• DIRECTIONS FOR THIS TASK
Note each line where "that" appears, and copy it.
━━━━━━━━━━━━━━━━━━━━
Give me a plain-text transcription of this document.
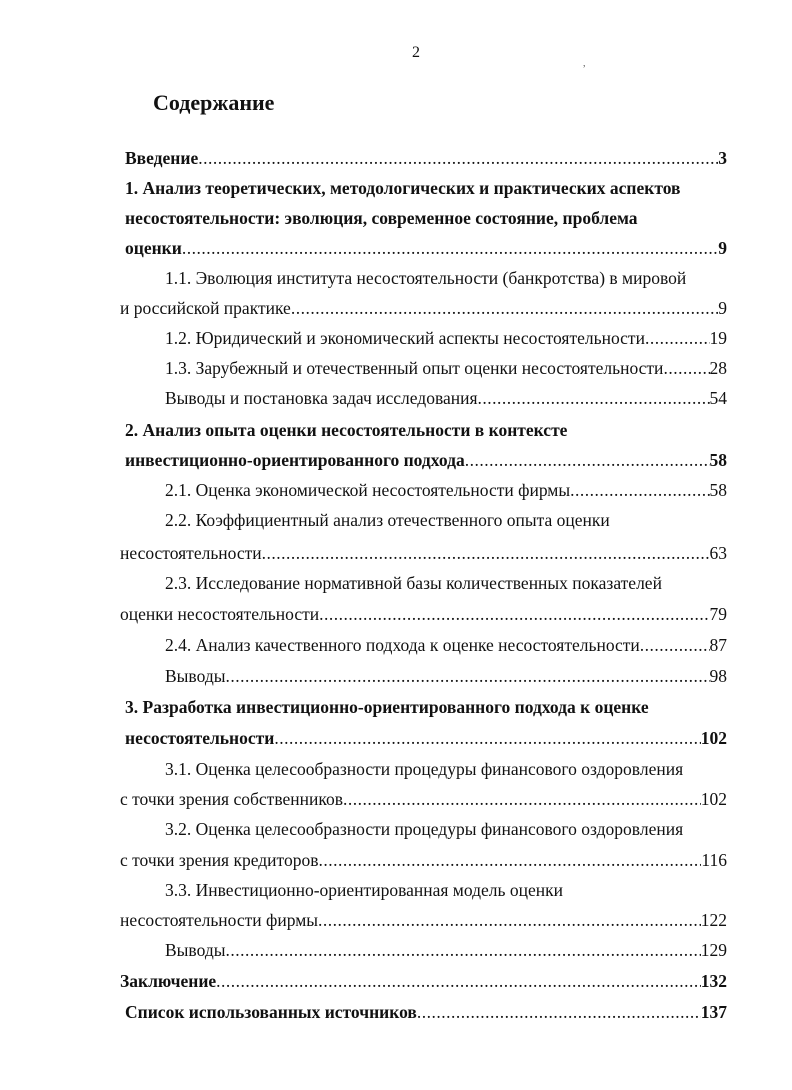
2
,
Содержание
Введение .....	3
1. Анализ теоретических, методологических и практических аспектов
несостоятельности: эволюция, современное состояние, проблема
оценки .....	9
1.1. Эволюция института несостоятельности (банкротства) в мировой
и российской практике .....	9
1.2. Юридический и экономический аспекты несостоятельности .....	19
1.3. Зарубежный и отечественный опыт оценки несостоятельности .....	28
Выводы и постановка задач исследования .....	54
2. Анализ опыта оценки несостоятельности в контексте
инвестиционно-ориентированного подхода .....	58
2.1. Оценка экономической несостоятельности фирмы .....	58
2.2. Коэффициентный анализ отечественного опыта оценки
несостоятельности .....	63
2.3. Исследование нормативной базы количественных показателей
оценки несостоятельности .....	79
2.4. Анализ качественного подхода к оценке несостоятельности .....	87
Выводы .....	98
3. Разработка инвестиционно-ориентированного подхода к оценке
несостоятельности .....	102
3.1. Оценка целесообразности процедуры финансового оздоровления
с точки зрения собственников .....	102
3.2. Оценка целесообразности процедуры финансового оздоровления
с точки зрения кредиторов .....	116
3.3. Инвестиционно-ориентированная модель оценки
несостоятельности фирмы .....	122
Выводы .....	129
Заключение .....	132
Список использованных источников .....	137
━━━━━━━━━━━━━━━━━━━━
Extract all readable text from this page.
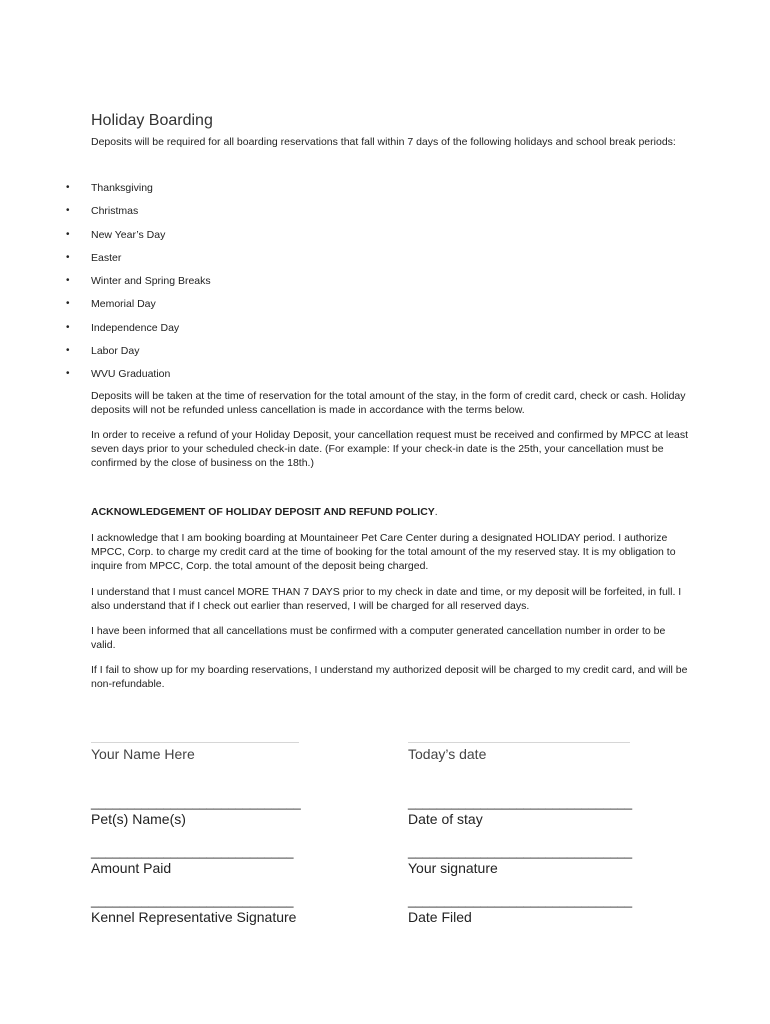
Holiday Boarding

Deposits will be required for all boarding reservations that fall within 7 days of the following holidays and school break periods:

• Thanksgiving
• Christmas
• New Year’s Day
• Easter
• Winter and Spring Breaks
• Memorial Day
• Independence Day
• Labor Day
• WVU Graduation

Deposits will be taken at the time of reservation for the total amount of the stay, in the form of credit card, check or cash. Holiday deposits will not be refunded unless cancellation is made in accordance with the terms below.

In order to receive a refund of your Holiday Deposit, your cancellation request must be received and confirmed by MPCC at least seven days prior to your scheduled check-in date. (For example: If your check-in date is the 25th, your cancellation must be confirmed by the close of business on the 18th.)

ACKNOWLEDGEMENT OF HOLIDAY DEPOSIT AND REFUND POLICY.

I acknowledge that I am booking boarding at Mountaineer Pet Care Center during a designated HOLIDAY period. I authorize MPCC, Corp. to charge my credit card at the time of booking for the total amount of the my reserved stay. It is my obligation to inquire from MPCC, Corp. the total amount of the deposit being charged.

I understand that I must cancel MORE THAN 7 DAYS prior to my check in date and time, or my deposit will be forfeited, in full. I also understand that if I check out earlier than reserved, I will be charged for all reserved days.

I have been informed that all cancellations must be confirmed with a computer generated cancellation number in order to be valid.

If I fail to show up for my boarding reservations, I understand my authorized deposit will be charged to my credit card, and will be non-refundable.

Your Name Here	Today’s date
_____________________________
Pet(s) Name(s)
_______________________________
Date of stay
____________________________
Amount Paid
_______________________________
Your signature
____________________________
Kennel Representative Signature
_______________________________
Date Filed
━━━━━━━━━━━━━━━━━━━━
• RESULT
Deposits will be required for all boarding reservations that fall within 7 days of the following holidays and school break periods:
I acknowledge that I am booking boarding at Mountaineer Pet Care Center during a designated HOLIDAY period. I authorize MPCC, Corp. to charge my credit card at the time of booking for the total amount of the my reserved stay. It is my obligation to inquire from MPCC, Corp. the total amount of the deposit being charged.
I understand that I must cancel MORE THAN 7 DAYS prior to my check in date and time, or my deposit will be forfeited, in full. I also understand that if I check out earlier than reserved, I will be charged for all reserved days.
I have been informed that all cancellations must be confirmed with a computer generated cancellation number in order to be valid.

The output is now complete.